**Exercise brief:** Extract from the listing each line in which the word "ylabel" appears.

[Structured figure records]
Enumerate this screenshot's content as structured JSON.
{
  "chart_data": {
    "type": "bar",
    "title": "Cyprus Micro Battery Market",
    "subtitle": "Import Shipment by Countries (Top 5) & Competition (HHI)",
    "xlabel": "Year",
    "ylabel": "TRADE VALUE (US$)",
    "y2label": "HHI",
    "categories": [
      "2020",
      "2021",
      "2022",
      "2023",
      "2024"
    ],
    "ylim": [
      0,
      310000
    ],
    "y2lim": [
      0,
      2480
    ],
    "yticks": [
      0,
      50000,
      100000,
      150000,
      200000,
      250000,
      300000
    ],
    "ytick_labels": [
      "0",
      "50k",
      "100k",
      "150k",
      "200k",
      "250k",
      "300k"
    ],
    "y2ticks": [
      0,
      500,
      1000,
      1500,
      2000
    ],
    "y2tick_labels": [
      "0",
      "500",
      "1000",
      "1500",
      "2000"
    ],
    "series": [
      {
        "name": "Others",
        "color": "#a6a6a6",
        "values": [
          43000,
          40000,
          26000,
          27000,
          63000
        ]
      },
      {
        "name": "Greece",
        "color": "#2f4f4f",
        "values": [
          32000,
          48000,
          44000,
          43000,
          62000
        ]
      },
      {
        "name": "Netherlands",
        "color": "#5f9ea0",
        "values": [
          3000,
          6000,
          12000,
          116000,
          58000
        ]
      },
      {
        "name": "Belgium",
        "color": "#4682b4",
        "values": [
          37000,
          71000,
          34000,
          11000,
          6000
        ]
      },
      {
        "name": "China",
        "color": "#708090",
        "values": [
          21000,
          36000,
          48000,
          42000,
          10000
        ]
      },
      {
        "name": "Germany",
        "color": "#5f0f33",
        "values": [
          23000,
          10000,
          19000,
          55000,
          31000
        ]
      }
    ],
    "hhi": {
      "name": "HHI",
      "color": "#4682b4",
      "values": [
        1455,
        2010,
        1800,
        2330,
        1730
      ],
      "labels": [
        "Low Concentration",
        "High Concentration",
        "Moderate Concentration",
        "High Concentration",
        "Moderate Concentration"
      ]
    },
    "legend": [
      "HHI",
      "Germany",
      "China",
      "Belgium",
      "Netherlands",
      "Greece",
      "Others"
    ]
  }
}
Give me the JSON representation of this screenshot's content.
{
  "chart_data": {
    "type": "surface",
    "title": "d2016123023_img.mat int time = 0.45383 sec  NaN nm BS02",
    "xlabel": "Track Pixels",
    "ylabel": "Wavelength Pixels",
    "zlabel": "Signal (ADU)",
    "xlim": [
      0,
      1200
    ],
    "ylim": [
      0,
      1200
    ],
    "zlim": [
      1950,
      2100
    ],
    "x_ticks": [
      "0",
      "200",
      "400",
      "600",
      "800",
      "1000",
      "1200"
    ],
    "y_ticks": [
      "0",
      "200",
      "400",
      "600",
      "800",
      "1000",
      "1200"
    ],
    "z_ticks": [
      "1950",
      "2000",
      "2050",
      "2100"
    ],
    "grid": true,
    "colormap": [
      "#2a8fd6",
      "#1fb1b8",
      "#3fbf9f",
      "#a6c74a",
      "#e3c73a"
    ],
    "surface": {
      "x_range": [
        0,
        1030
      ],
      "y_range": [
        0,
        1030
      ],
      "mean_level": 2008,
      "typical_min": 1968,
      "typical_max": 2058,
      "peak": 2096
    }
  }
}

**Exercise output:**
    "ylabel": "TRADE VALUE (US$)",
    "ylabel": "Wavelength Pixels",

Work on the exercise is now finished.